Extract the complete listing and output it unchanged.
— begin GIVEN DATA —
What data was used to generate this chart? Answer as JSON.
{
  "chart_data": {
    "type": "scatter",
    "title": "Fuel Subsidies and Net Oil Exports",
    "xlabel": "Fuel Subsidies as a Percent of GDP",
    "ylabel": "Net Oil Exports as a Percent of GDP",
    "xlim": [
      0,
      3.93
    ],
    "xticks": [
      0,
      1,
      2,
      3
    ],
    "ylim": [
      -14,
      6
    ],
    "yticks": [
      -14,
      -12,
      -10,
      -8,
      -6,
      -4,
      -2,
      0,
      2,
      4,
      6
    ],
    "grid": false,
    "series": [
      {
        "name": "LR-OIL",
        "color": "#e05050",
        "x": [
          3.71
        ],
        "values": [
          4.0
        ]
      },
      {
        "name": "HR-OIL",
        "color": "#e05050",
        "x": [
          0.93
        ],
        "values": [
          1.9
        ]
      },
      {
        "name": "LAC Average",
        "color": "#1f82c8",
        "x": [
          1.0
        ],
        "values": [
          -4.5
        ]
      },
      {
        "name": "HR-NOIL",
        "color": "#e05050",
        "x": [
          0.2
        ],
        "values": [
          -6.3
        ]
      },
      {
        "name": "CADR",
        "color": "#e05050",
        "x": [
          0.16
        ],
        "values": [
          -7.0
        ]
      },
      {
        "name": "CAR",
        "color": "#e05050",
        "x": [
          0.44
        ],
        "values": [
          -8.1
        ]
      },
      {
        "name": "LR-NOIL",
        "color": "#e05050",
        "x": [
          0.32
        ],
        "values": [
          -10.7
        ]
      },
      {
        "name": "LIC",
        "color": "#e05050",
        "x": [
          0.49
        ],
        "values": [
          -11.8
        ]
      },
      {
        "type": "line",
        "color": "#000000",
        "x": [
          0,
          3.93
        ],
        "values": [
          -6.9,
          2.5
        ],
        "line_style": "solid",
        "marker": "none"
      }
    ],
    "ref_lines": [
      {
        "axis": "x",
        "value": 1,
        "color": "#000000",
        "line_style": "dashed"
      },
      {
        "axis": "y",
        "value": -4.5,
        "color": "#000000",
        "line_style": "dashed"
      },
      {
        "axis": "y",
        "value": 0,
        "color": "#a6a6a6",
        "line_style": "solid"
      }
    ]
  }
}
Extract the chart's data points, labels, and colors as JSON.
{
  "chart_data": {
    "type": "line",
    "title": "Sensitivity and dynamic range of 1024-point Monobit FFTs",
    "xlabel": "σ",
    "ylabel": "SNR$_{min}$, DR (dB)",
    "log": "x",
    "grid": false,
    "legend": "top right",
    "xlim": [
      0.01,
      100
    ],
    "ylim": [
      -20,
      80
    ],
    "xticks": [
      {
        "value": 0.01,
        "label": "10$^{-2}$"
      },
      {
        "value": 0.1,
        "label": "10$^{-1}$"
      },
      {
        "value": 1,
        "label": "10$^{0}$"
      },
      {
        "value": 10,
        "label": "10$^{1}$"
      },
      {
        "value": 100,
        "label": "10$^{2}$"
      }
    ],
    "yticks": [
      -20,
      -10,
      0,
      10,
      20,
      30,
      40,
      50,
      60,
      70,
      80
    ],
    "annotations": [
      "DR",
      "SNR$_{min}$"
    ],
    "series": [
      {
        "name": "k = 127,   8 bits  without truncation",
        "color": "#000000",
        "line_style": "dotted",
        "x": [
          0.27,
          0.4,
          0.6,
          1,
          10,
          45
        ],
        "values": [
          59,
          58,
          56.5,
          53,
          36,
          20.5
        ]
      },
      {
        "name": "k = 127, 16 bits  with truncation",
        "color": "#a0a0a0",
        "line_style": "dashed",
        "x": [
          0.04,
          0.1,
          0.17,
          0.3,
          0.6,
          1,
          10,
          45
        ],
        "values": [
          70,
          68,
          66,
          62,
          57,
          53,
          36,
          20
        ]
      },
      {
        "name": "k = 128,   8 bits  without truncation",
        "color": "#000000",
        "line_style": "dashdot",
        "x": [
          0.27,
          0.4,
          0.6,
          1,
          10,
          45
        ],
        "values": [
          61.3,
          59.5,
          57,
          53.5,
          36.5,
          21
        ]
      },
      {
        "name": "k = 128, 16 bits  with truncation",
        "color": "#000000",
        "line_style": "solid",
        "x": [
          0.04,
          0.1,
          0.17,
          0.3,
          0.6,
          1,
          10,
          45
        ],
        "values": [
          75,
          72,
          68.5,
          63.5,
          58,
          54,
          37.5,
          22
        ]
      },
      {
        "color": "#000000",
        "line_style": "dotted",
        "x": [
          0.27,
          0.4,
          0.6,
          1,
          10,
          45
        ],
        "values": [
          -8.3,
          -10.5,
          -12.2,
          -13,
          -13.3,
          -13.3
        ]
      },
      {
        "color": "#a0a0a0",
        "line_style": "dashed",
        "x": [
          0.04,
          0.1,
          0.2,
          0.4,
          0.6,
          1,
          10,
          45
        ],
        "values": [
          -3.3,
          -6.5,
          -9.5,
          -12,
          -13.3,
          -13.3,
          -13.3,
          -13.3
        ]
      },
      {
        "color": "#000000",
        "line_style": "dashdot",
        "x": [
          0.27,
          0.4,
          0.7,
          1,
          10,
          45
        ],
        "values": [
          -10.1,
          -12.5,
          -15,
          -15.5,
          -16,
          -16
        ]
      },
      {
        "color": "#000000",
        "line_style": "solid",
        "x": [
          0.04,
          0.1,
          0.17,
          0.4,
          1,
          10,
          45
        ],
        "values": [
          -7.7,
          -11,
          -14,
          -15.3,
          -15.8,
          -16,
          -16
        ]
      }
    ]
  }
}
— end GIVEN DATA —
EXERCISE RESULT.
What data was used to generate this chart? Answer as JSON.
{
  "chart_data": {
    "type": "scatter",
    "title": "Fuel Subsidies and Net Oil Exports",
    "xlabel": "Fuel Subsidies as a Percent of GDP",
    "ylabel": "Net Oil Exports as a Percent of GDP",
    "xlim": [
      0,
      3.93
    ],
    "xticks": [
      0,
      1,
      2,
      3
    ],
    "ylim": [
      -14,
      6
    ],
    "yticks": [
      -14,
      -12,
      -10,
      -8,
      -6,
      -4,
      -2,
      0,
      2,
      4,
      6
    ],
    "grid": false,
    "series": [
      {
        "name": "LR-OIL",
        "color": "#e05050",
        "x": [
          3.71
        ],
        "values": [
          4.0
        ]
      },
      {
        "name": "HR-OIL",
        "color": "#e05050",
        "x": [
          0.93
        ],
        "values": [
          1.9
        ]
      },
      {
        "name": "LAC Average",
        "color": "#1f82c8",
        "x": [
          1.0
        ],
        "values": [
          -4.5
        ]
      },
      {
        "name": "HR-NOIL",
        "color": "#e05050",
        "x": [
          0.2
        ],
        "values": [
          -6.3
        ]
      },
      {
        "name": "CADR",
        "color": "#e05050",
        "x": [
          0.16
        ],
        "values": [
          -7.0
        ]
      },
      {
        "name": "CAR",
        "color": "#e05050",
        "x": [
          0.44
        ],
        "values": [
          -8.1
        ]
      },
      {
        "name": "LR-NOIL",
        "color": "#e05050",
        "x": [
          0.32
        ],
        "values": [
          -10.7
        ]
      },
      {
        "name": "LIC",
        "color": "#e05050",
        "x": [
          0.49
        ],
        "values": [
          -11.8
        ]
      },
      {
        "type": "line",
        "color": "#000000",
        "x": [
          0,
          3.93
        ],
        "values": [
          -6.9,
          2.5
        ],
        "line_style": "solid",
        "marker": "none"
      }
    ],
    "ref_lines": [
      {
        "axis": "x",
        "value": 1,
        "color": "#000000",
        "line_style": "dashed"
      },
      {
        "axis": "y",
        "value": -4.5,
        "color": "#000000",
        "line_style": "dashed"
      },
      {
        "axis": "y",
        "value": 0,
        "color": "#a6a6a6",
        "line_style": "solid"
      }
    ]
  }
}
Extract the chart's data points, labels, and colors as JSON.
{
  "chart_data": {
    "type": "line",
    "title": "Sensitivity and dynamic range of 1024-point Monobit FFTs",
    "xlabel": "σ",
    "ylabel": "SNR$_{min}$, DR (dB)",
    "log": "x",
    "grid": false,
    "legend": "top right",
    "xlim": [
      0.01,
      100
    ],
    "ylim": [
      -20,
      80
    ],
    "xticks": [
      {
        "value": 0.01,
        "label": "10$^{-2}$"
      },
      {
        "value": 0.1,
        "label": "10$^{-1}$"
      },
      {
        "value": 1,
        "label": "10$^{0}$"
      },
      {
        "value": 10,
        "label": "10$^{1}$"
      },
      {
        "value": 100,
        "label": "10$^{2}$"
      }
    ],
    "yticks": [
      -20,
      -10,
      0,
      10,
      20,
      30,
      40,
      50,
      60,
      70,
      80
    ],
    "annotations": [
      "DR",
      "SNR$_{min}$"
    ],
    "series": [
      {
        "name": "k = 127,   8 bits  without truncation",
        "color": "#000000",
        "line_style": "dotted",
        "x": [
          0.27,
          0.4,
          0.6,
          1,
          10,
          45
        ],
        "values": [
          59,
          58,
          56.5,
          53,
          36,
          20.5
        ]
      },
      {
        "name": "k = 127, 16 bits  with truncation",
        "color": "#a0a0a0",
        "line_style": "dashed",
        "x": [
          0.04,
          0.1,
          0.17,
          0.3,
          0.6,
          1,
          10,
          45
        ],
        "values": [
          70,
          68,
          66,
          62,
          57,
          53,
          36,
          20
        ]
      },
      {
        "name": "k = 128,   8 bits  without truncation",
        "color": "#000000",
        "line_style": "dashdot",
        "x": [
          0.27,
          0.4,
          0.6,
          1,
          10,
          45
        ],
        "values": [
          61.3,
          59.5,
          57,
          53.5,
          36.5,
          21
        ]
      },
      {
        "name": "k = 128, 16 bits  with truncation",
        "color": "#000000",
        "line_style": "solid",
        "x": [
          0.04,
          0.1,
          0.17,
          0.3,
          0.6,
          1,
          10,
          45
        ],
        "values": [
          75,
          72,
          68.5,
          63.5,
          58,
          54,
          37.5,
          22
        ]
      },
      {
        "color": "#000000",
        "line_style": "dotted",
        "x": [
          0.27,
          0.4,
          0.6,
          1,
          10,
          45
        ],
        "values": [
          -8.3,
          -10.5,
          -12.2,
          -13,
          -13.3,
          -13.3
        ]
      },
      {
        "color": "#a0a0a0",
        "line_style": "dashed",
        "x": [
          0.04,
          0.1,
          0.2,
          0.4,
          0.6,
          1,
          10,
          45
        ],
        "values": [
          -3.3,
          -6.5,
          -9.5,
          -12,
          -13.3,
          -13.3,
          -13.3,
          -13.3
        ]
      },
      {
        "color": "#000000",
        "line_style": "dashdot",
        "x": [
          0.27,
          0.4,
          0.7,
          1,
          10,
          45
        ],
        "values": [
          -10.1,
          -12.5,
          -15,
          -15.5,
          -16,
          -16
        ]
      },
      {
        "color": "#000000",
        "line_style": "solid",
        "x": [
          0.04,
          0.1,
          0.17,
          0.4,
          1,
          10,
          45
        ],
        "values": [
          -7.7,
          -11,
          -14,
          -15.3,
          -15.8,
          -16,
          -16
        ]
      }
    ]
  }
}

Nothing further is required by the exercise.